• _Job_
Go through the data below and gather each line containing "يقول".

Collection entries

——————

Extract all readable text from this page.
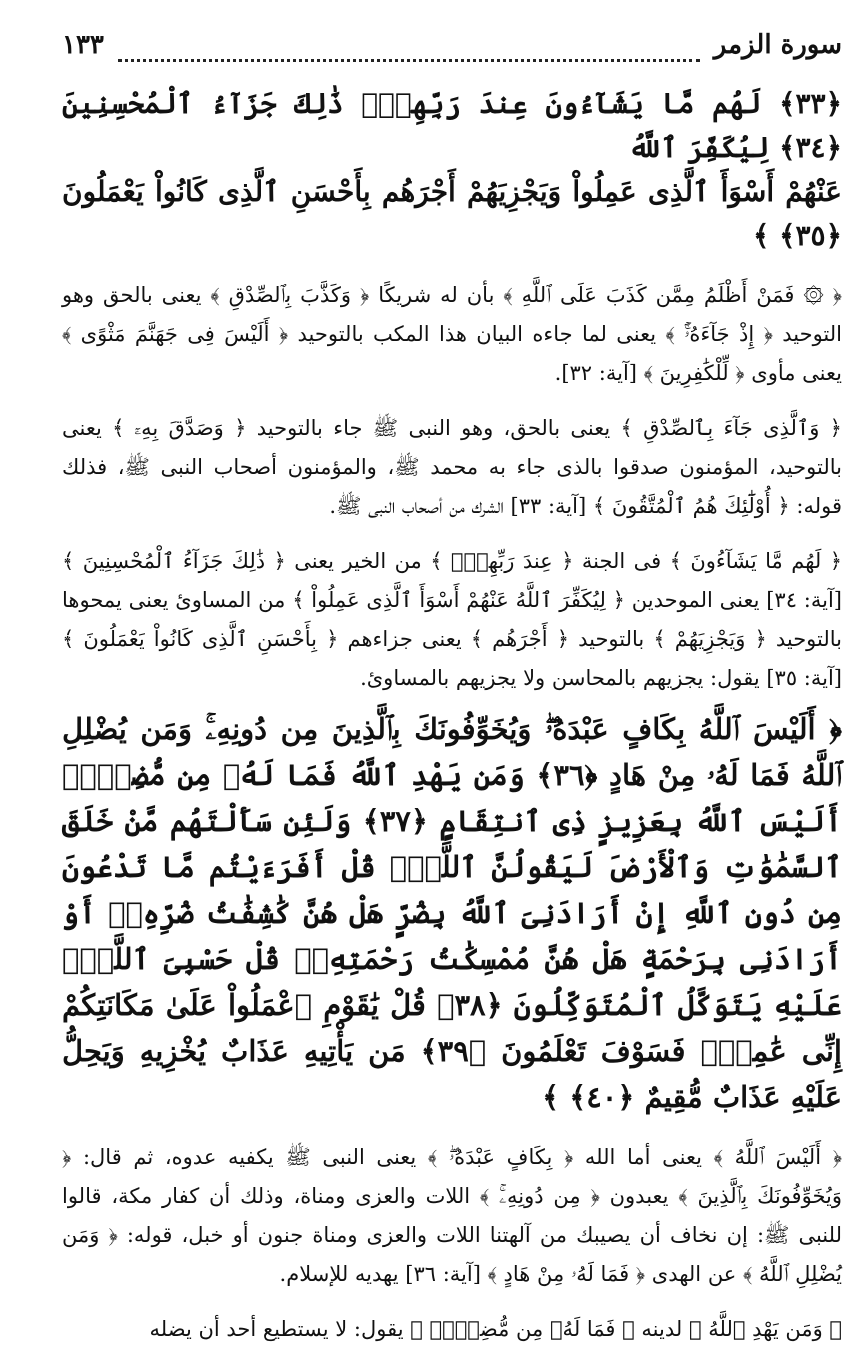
سورة الزمر
١٣٣
﴿٣٣﴾ لَهُم مَّا يَشَآءُونَ عِندَ رَبِّهِمْۚ ذَٰلِكَ جَزَآءُ ٱلْمُحْسِنِينَ ﴿٣٤﴾ لِيُكَفِّرَ ٱللَّهُ
عَنْهُمْ أَسْوَأَ ٱلَّذِى عَمِلُواْ وَيَجْزِيَهُمْ أَجْرَهُم بِأَحْسَنِ ٱلَّذِى كَانُواْ يَعْمَلُونَ ﴿٣٥﴾ ﴾

﴿ ۞ فَمَنْ أَظْلَمُ مِمَّن كَذَبَ عَلَى ٱللَّهِ ﴾ بأن له شريكًا ﴿ وَكَذَّبَ بِٱلصِّدْقِ ﴾ يعنى بالحق وهو التوحيد ﴿ إِذْ جَآءَهُۥٓۚ ﴾ يعنى لما جاءه البيان هذا المكب بالتوحيد ﴿ أَلَيْسَ فِى جَهَنَّمَ مَثْوًى ﴾ يعنى مأوى ﴿ لِّلْكَٰفِرِينَ ﴾ [آية: ٣٢].

﴿ وَٱلَّذِى جَآءَ بِٱلصِّدْقِ ﴾ يعنى بالحق، وهو النبى ﷺ جاء بالتوحيد ﴿ وَصَدَّقَ بِهِۦٓ ﴾ يعنى بالتوحيد، المؤمنون صدقوا بالذى جاء به محمد ﷺ، والمؤمنون أصحاب النبى ﷺ، فذلك قوله: ﴿ أُوْلَٰٓئِكَ هُمُ ٱلْمُتَّقُونَ ﴾ [آية: ٣٣] الشرك من أصحاب النبى ﷺ.

﴿ لَهُم مَّا يَشَآءُونَ ﴾ فى الجنة ﴿ عِندَ رَبِّهِمْۚ ﴾ من الخير يعنى ﴿ ذَٰلِكَ جَزَآءُ ٱلْمُحْسِنِينَ ﴾ [آية: ٣٤] يعنى الموحدين ﴿ لِيُكَفِّرَ ٱللَّهُ عَنْهُمْ أَسْوَأَ ٱلَّذِى عَمِلُواْ ﴾ من المساوئ يعنى يمحوها بالتوحيد ﴿ وَيَجْزِيَهُمْ ﴾ بالتوحيد ﴿ أَجْرَهُم ﴾ يعنى جزاءهم ﴿ بِأَحْسَنِ ٱلَّذِى كَانُواْ يَعْمَلُونَ ﴾ [آية: ٣٥] يقول: يجزيهم بالمحاسن ولا يجزيهم بالمساوئ.

﴿ أَلَيْسَ ٱللَّهُ بِكَافٍ عَبْدَهُۥۖ وَيُخَوِّفُونَكَ بِٱلَّذِينَ مِن دُونِهِۦۚ وَمَن يُضْلِلِ ٱللَّهُ فَمَا لَهُۥ مِنْ هَادٍ ﴿٣٦﴾ وَمَن يَهْدِ ٱللَّهُ فَمَا لَهُۥ مِن مُّضِلٍّۗ أَلَيْسَ ٱللَّهُ بِعَزِيزٍ ذِى ٱنتِقَامٍ ﴿٣٧﴾ وَلَئِن سَأَلْتَهُم مَّنْ خَلَقَ ٱلسَّمَٰوَٰتِ وَٱلْأَرْضَ لَيَقُولُنَّ ٱللَّهُۚ قُلْ أَفَرَءَيْتُم مَّا تَدْعُونَ مِن دُونِ ٱللَّهِ إِنْ أَرَادَنِىَ ٱللَّهُ بِضُرٍّ هَلْ هُنَّ كَٰشِفَٰتُ ضُرِّهِۦٓ أَوْ أَرَادَنِى بِرَحْمَةٍ هَلْ هُنَّ مُمْسِكَٰتُ رَحْمَتِهِۦۚ قُلْ حَسْبِىَ ٱللَّهُۖ عَلَيْهِ يَتَوَكَّلُ ٱلْمُتَوَكِّلُونَ ﴿٣٨﴾ قُلْ يَٰقَوْمِ ٱعْمَلُواْ عَلَىٰ مَكَانَتِكُمْ إِنِّى عَٰمِلٌۖ فَسَوْفَ تَعْلَمُونَ ﴿٣٩﴾ مَن يَأْتِيهِ عَذَابٌ يُخْزِيهِ وَيَحِلُّ عَلَيْهِ عَذَابٌ مُّقِيمٌ ﴿٤٠﴾ ﴾

﴿ أَلَيْسَ ٱللَّهُ ﴾ يعنى أما الله ﴿ بِكَافٍ عَبْدَهُۥۖ ﴾ يعنى النبى ﷺ يكفيه عدوه، ثم قال: ﴿ وَيُخَوِّفُونَكَ بِٱلَّذِينَ ﴾ يعبدون ﴿ مِن دُونِهِۦۚ ﴾ اللات والعزى ومناة، وذلك أن كفار مكة، قالوا للنبى ﷺ: إن نخاف أن يصيبك من آلهتنا اللات والعزى ومناة جنون أو خبل، قوله: ﴿ وَمَن يُضْلِلِ ٱللَّهُ ﴾ عن الهدى ﴿ فَمَا لَهُۥ مِنْ هَادٍ ﴾ [آية: ٣٦] يهديه للإسلام.

﴿ وَمَن يَهْدِ ٱللَّهُ ﴾ لدينه ﴿ فَمَا لَهُۥ مِن مُّضِلٍّۗ ﴾ يقول: لا يستطيع أحد أن يضله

——————

• _Result_
﴿ لَهُم مَّا يَشَآءُونَ ﴾ فى الجنة ﴿ عِندَ رَبِّهِمْۚ ﴾ من الخير يعنى ﴿ ذَٰلِكَ جَزَآءُ ٱلْمُحْسِنِينَ ﴾ [آية: ٣٤] يعنى الموحدين ﴿ لِيُكَفِّرَ ٱللَّهُ عَنْهُمْ أَسْوَأَ ٱلَّذِى عَمِلُواْ ﴾ من المساوئ يعنى يمحوها بالتوحيد ﴿ وَيَجْزِيَهُمْ ﴾ بالتوحيد ﴿ أَجْرَهُم ﴾ يعنى جزاءهم ﴿ بِأَحْسَنِ ٱلَّذِى كَانُواْ يَعْمَلُونَ ﴾ [آية: ٣٥] يقول: يجزيهم بالمحاسن ولا يجزيهم بالمساوئ.
﴿ وَمَن يَهْدِ ٱللَّهُ ﴾ لدينه ﴿ فَمَا لَهُۥ مِن مُّضِلٍّۗ ﴾ يقول: لا يستطيع أحد أن يضله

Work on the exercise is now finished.